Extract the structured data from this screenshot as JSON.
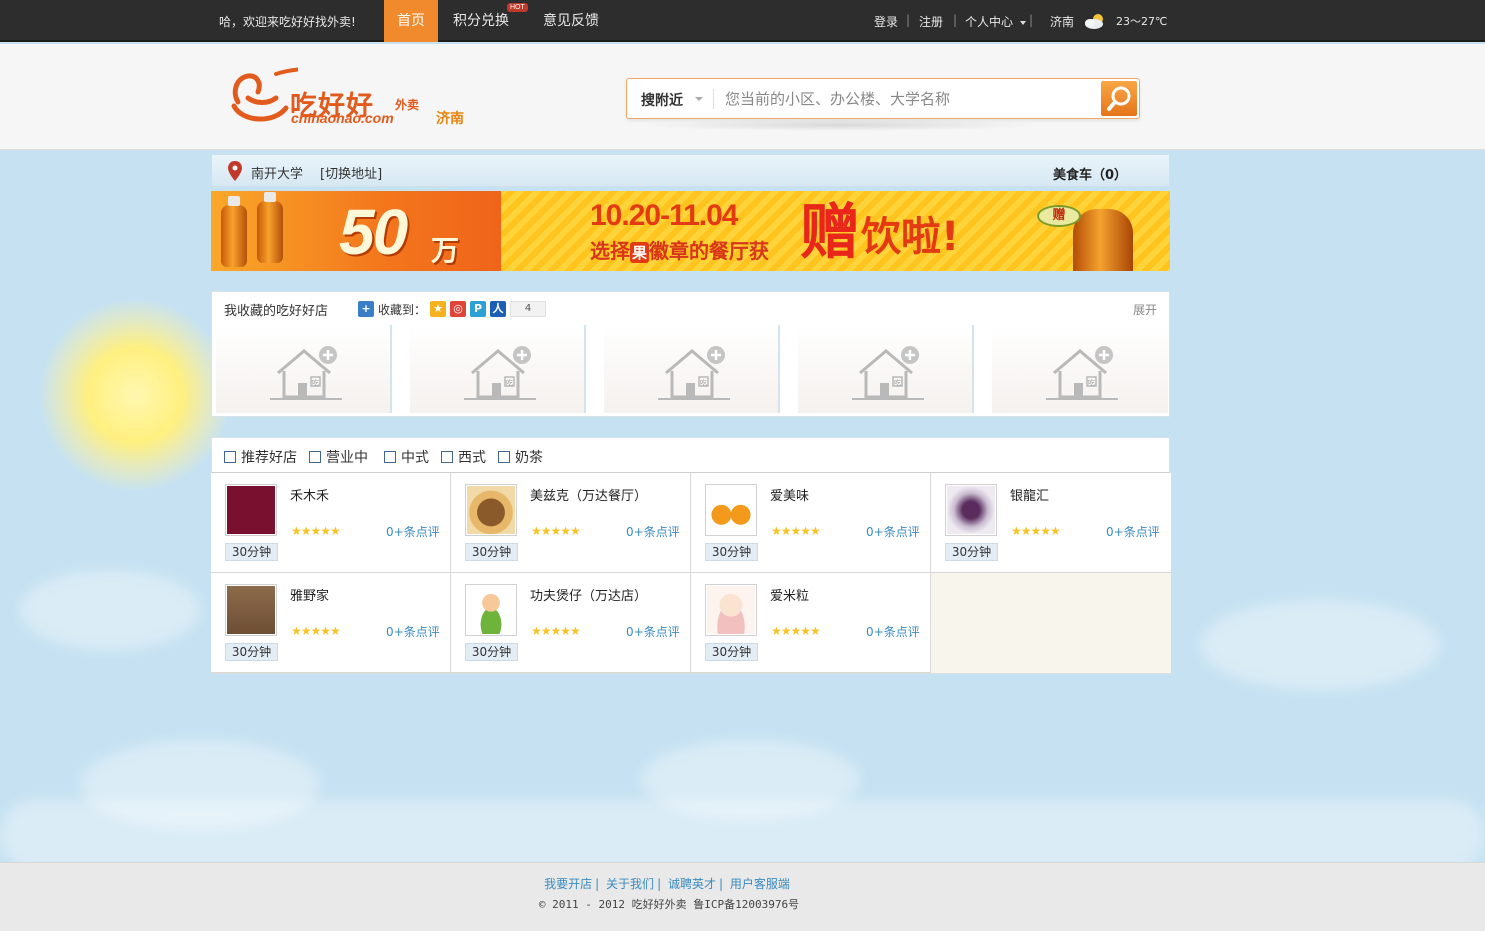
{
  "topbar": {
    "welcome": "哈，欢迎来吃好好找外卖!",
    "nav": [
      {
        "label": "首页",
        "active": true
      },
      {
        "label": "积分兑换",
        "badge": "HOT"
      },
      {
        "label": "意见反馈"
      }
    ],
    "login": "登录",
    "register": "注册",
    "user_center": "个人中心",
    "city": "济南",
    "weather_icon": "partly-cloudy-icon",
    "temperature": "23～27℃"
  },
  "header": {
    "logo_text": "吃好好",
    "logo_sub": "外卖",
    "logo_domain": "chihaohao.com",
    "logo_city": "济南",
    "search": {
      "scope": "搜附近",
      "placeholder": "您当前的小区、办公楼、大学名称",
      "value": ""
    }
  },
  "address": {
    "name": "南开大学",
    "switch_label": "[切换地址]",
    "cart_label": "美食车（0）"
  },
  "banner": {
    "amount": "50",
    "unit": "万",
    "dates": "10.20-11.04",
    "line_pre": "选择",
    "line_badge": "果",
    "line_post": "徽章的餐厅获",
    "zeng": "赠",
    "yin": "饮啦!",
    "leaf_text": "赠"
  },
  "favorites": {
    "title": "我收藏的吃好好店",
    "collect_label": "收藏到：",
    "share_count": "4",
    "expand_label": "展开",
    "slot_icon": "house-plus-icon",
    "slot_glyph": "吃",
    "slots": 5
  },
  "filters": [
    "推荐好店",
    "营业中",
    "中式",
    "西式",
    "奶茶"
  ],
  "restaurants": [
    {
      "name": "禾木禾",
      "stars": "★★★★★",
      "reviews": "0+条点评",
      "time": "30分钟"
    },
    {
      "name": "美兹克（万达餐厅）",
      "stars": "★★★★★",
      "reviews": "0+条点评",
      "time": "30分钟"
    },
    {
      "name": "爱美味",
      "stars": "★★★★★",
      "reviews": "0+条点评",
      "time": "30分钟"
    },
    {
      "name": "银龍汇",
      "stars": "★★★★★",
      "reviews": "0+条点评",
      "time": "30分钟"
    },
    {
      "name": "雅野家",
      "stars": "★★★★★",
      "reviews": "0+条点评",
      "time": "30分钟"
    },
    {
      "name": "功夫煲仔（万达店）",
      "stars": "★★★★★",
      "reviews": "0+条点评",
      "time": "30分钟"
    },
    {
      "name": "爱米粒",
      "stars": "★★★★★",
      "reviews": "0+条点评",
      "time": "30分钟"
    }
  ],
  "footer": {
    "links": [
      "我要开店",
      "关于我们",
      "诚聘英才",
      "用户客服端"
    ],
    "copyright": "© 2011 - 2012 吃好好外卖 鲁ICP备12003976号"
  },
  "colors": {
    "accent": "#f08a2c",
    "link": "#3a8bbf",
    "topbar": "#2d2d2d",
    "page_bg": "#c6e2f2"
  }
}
####
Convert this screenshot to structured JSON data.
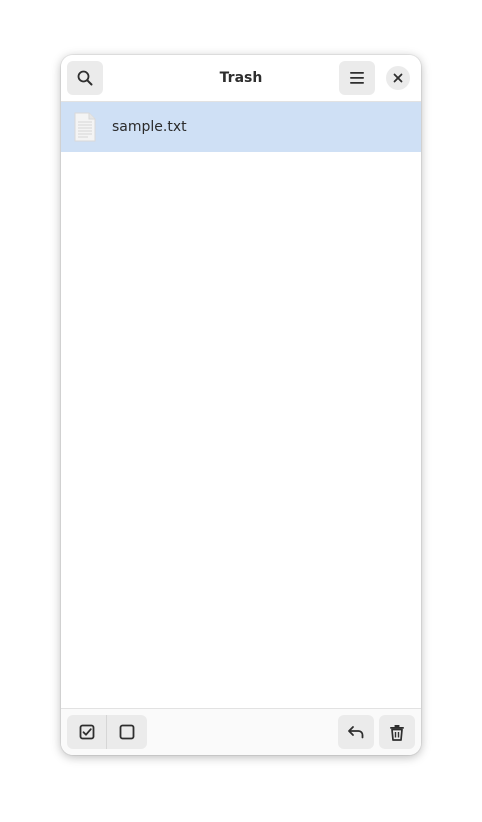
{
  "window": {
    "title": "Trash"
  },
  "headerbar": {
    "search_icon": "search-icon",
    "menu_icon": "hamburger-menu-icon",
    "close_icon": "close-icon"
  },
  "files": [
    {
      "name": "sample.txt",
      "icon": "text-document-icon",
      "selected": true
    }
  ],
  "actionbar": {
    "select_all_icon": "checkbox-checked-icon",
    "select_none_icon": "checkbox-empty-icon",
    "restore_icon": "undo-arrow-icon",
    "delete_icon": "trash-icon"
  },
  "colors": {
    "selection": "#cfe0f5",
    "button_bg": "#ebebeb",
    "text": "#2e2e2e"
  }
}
####
TASK PROMPT. Say, as a number only, how many lines of the data contain "checkbox".

TASK RESULT. 2